# start of DATA ENTRIES
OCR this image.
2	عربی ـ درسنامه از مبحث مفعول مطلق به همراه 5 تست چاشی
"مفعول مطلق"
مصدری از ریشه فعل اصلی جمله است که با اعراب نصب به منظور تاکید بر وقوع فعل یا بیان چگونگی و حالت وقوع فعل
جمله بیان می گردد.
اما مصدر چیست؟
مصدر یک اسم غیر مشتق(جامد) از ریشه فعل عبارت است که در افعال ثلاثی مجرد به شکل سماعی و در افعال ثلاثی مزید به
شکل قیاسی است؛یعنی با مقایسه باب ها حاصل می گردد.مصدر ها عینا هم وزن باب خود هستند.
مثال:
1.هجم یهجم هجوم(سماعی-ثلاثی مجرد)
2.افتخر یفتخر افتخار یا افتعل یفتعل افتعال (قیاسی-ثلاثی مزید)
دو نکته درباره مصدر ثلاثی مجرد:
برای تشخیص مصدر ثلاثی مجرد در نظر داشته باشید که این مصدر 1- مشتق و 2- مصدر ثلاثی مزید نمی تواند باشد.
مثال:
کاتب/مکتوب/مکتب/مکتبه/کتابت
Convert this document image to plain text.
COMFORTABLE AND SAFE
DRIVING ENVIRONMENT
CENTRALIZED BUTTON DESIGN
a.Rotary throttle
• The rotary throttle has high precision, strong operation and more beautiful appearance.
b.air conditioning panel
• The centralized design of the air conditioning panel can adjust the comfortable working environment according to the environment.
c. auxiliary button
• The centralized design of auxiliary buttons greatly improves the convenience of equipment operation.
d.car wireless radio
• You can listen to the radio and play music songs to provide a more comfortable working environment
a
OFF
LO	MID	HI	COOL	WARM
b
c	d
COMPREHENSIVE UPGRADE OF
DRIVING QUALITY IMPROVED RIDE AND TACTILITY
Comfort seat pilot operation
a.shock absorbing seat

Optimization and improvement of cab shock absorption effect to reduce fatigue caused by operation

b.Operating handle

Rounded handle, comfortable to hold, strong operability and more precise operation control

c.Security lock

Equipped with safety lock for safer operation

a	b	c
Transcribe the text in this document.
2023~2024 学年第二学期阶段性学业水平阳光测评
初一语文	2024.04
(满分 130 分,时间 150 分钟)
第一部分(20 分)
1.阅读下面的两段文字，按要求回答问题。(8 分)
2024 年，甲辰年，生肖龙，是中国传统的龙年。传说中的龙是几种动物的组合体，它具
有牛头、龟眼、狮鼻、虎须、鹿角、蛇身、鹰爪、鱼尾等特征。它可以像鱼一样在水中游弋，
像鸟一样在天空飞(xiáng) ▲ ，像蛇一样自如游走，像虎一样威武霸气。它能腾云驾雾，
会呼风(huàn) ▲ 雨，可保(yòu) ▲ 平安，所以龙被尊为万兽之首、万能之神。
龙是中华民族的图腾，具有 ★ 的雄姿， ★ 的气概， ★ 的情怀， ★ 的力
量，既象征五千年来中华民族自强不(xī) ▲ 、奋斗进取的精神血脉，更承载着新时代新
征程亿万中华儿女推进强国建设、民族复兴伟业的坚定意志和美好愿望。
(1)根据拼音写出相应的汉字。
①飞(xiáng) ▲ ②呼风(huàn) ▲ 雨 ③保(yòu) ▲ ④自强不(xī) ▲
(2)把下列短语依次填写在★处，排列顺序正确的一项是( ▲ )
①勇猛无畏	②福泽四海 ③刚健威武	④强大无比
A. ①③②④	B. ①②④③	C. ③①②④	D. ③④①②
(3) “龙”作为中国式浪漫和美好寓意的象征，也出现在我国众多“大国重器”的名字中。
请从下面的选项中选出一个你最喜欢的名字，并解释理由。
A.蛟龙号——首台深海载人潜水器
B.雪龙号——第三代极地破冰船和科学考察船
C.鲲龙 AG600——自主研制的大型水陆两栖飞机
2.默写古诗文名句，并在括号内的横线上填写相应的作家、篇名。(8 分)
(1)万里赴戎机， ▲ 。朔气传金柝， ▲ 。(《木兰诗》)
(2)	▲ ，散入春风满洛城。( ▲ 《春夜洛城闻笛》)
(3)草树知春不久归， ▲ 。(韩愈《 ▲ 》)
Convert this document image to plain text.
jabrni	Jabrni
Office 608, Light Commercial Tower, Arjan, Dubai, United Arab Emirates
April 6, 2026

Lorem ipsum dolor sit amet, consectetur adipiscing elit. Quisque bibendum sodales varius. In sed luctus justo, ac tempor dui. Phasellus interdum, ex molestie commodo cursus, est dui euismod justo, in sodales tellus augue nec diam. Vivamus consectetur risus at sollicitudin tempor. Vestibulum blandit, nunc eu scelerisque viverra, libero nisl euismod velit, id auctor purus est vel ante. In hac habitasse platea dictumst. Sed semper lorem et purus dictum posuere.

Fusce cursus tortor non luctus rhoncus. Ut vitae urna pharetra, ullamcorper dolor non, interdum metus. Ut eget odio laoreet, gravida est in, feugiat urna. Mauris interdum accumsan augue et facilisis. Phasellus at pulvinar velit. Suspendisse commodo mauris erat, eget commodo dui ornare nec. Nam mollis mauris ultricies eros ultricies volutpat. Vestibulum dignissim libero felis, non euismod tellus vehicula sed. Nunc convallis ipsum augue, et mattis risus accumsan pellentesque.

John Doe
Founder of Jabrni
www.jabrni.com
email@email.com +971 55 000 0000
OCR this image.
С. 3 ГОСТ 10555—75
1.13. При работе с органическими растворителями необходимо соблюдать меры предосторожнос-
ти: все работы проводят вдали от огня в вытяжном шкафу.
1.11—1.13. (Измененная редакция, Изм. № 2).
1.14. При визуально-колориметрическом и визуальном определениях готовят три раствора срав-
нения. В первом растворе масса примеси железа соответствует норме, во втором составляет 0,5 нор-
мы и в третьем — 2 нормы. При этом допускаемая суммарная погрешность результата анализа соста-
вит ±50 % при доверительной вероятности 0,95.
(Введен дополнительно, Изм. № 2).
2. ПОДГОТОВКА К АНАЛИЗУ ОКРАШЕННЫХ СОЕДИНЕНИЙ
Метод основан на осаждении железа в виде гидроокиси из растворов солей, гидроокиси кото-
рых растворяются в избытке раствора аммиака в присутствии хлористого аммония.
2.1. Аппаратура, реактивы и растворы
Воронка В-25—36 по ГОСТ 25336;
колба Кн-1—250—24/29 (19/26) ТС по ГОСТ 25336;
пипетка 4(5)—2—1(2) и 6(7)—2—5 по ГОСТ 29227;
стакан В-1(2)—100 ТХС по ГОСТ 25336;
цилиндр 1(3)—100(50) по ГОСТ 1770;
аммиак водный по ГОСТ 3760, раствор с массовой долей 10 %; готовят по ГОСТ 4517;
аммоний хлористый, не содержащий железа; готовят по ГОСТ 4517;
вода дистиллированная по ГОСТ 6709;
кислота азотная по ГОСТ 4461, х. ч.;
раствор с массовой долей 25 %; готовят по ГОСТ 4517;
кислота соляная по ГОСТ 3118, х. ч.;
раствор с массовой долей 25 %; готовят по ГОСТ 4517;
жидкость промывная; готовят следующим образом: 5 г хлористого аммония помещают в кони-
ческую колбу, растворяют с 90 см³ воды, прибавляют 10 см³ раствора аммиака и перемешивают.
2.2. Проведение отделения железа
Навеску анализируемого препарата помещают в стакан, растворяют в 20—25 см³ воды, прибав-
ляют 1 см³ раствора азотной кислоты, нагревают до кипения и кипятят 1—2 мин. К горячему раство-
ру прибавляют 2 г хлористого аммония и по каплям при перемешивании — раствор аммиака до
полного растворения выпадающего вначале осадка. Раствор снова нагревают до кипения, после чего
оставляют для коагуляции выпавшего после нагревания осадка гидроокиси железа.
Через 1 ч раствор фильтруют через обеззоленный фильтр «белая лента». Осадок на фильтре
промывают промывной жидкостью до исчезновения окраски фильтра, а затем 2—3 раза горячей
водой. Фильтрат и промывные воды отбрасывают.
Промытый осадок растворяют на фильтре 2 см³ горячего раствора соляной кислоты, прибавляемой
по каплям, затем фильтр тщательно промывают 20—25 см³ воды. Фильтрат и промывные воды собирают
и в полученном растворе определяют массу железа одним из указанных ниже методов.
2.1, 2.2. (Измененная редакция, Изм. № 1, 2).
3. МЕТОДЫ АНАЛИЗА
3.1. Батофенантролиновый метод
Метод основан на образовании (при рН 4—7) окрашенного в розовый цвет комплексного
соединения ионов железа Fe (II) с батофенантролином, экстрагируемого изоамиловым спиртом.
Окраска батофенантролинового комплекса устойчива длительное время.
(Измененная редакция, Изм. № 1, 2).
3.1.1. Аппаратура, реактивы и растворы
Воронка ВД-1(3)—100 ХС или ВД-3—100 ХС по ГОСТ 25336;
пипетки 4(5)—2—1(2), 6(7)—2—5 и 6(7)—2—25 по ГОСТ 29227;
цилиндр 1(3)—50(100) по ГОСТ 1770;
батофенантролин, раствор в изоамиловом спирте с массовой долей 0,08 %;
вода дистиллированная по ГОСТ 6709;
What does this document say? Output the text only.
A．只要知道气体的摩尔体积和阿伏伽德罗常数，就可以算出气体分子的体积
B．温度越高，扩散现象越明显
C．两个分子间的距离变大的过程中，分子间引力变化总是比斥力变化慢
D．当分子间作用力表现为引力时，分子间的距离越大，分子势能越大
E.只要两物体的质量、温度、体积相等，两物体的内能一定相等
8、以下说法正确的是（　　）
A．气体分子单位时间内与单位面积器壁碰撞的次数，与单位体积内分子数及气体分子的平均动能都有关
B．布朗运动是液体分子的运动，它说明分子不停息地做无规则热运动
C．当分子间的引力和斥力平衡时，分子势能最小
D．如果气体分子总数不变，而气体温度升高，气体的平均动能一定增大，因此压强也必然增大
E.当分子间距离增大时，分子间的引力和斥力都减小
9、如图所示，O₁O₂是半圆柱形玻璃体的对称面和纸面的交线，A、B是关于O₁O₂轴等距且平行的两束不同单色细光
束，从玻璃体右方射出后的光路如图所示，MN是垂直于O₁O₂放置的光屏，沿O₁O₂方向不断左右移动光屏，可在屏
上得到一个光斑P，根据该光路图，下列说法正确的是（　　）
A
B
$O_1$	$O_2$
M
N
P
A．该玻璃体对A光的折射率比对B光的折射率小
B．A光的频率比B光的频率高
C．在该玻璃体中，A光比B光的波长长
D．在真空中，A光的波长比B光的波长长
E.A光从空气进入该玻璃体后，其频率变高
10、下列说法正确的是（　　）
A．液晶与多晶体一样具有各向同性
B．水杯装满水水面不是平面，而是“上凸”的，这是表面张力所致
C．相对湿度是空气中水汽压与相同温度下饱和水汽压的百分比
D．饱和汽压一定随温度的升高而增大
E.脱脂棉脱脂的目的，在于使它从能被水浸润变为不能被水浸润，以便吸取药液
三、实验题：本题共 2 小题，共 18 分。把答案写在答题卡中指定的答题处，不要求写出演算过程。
# end of DATA ENTRIES
■ WRITTEN REQUEST
From the data above, pick out each line containing "прибавляют" and copy it.

■ RESULT
ческую колбу, растворяют с 90 см³ воды, прибавляют 10 см³ раствора аммиака и перемешивают.
ру прибавляют 2 г хлористого аммония и по каплям при перемешивании — раствор аммиака до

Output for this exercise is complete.